─── Given entries ───

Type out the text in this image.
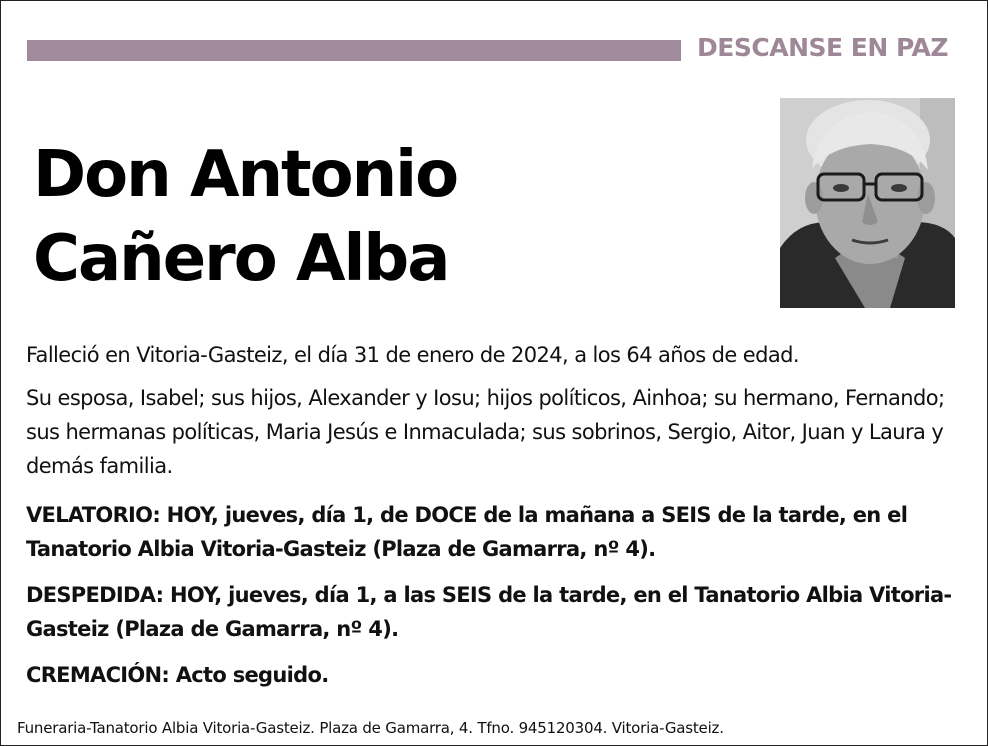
DESCANSE EN PAZ
Don Antonio
Cañero Alba
Falleció en Vitoria-Gasteiz, el día 31 de enero de 2024, a los 64 años de edad.
Su esposa, Isabel; sus hijos, Alexander y Iosu; hijos políticos, Ainhoa; su hermano, Fernando; sus hermanas políticas, Maria Jesús e Inmaculada; sus sobrinos, Sergio, Aitor, Juan y Laura y demás familia.
VELATORIO: HOY, jueves, día 1, de DOCE de la mañana a SEIS de la tarde, en el Tanatorio Albia Vitoria-Gasteiz (Plaza de Gamarra, nº 4).
DESPEDIDA: HOY, jueves, día 1, a las SEIS de la tarde, en el Tanatorio Albia Vitoria-Gasteiz (Plaza de Gamarra, nº 4).
CREMACIÓN: Acto seguido.
Funeraria-Tanatorio Albia Vitoria-Gasteiz. Plaza de Gamarra, 4. Tfno. 945120304. Vitoria-Gasteiz.
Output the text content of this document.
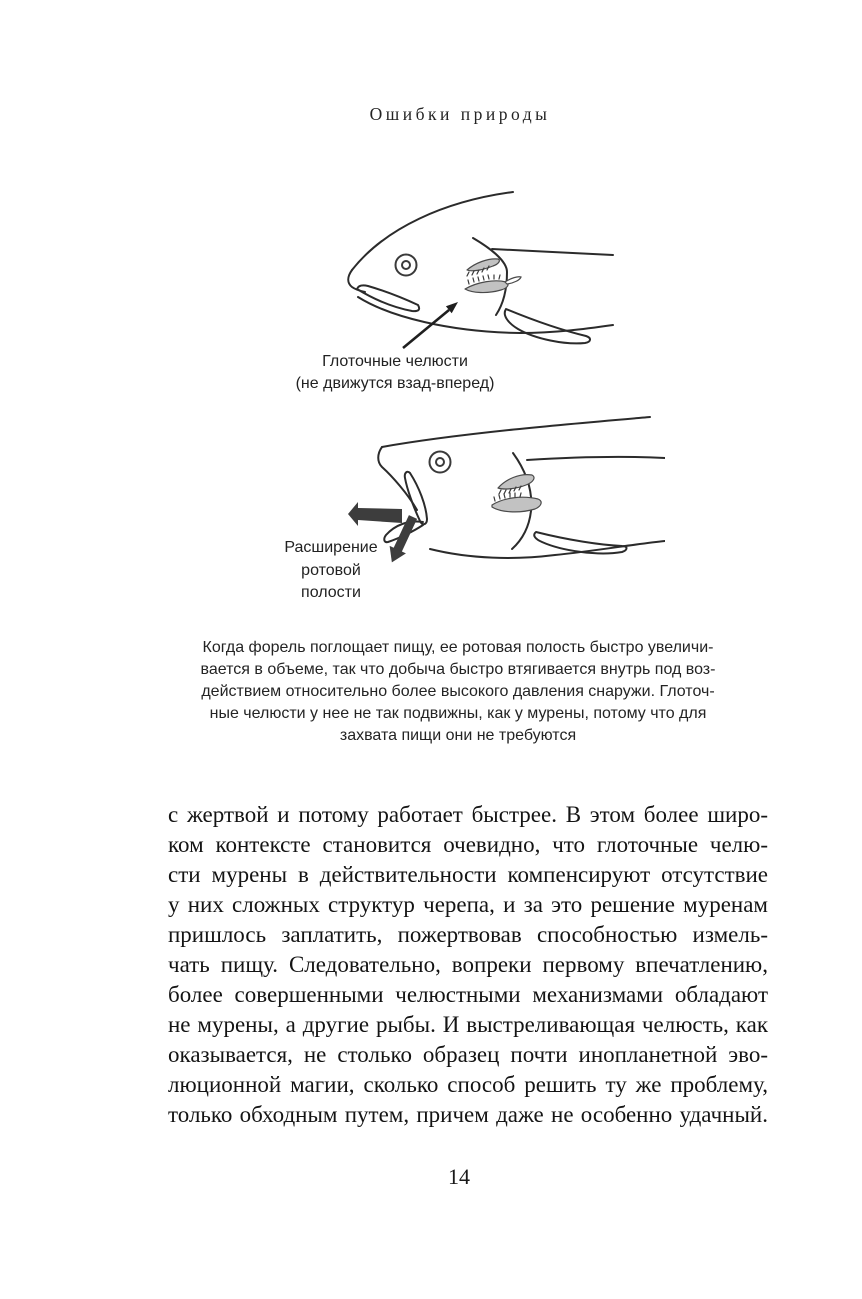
Ошибки природы
Глоточные челюсти
(не движутся взад-вперед)
Расширение
ротовой
полости
Когда форель поглощает пищу, ее ротовая полость быстро увеличи-
вается в объеме, так что добыча быстро втягивается внутрь под воз-
действием относительно более высокого давления снаружи. Глоточ-
ные челюсти у нее не так подвижны, как у мурены, потому что для
захвата пищи они не требуются
с жертвой и потому работает быстрее. В этом более широ-
ком контексте становится очевидно, что глоточные челю-
сти мурены в действительности компенсируют отсутствие
у них сложных структур черепа, и за это решение муренам
пришлось заплатить, пожертвовав способностью измель-
чать пищу. Следовательно, вопреки первому впечатлению,
более совершенными челюстными механизмами обладают
не мурены, а другие рыбы. И выстреливающая челюсть, как
оказывается, не столько образец почти инопланетной эво-
люционной магии, сколько способ решить ту же проблему,
только обходным путем, причем даже не особенно удачный.
14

───

→ **Exercise**:
Copy out the whole listing exactly, and don't carry over any pictures.

→ **Complete output**:
Type out the text in this image.
DESCANSE EN PAZ
Don Antonio
Cañero Alba
Falleció en Vitoria-Gasteiz, el día 31 de enero de 2024, a los 64 años de edad.
Su esposa, Isabel; sus hijos, Alexander y Iosu; hijos políticos, Ainhoa; su hermano, Fernando; sus hermanas políticas, Maria Jesús e Inmaculada; sus sobrinos, Sergio, Aitor, Juan y Laura y demás familia.
VELATORIO: HOY, jueves, día 1, de DOCE de la mañana a SEIS de la tarde, en el Tanatorio Albia Vitoria-Gasteiz (Plaza de Gamarra, nº 4).
DESPEDIDA: HOY, jueves, día 1, a las SEIS de la tarde, en el Tanatorio Albia Vitoria-Gasteiz (Plaza de Gamarra, nº 4).
CREMACIÓN: Acto seguido.
Funeraria-Tanatorio Albia Vitoria-Gasteiz. Plaza de Gamarra, 4. Tfno. 945120304. Vitoria-Gasteiz.
Output the text content of this document.
Ошибки природы
Глоточные челюсти
(не движутся взад-вперед)
Расширение
ротовой
полости
Когда форель поглощает пищу, ее ротовая полость быстро увеличи-
вается в объеме, так что добыча быстро втягивается внутрь под воз-
действием относительно более высокого давления снаружи. Глоточ-
ные челюсти у нее не так подвижны, как у мурены, потому что для
захвата пищи они не требуются
с жертвой и потому работает быстрее. В этом более широ-
ком контексте становится очевидно, что глоточные челю-
сти мурены в действительности компенсируют отсутствие
у них сложных структур черепа, и за это решение муренам
пришлось заплатить, пожертвовав способностью измель-
чать пищу. Следовательно, вопреки первому впечатлению,
более совершенными челюстными механизмами обладают
не мурены, а другие рыбы. И выстреливающая челюсть, как
оказывается, не столько образец почти инопланетной эво-
люционной магии, сколько способ решить ту же проблему,
только обходным путем, причем даже не особенно удачный.
14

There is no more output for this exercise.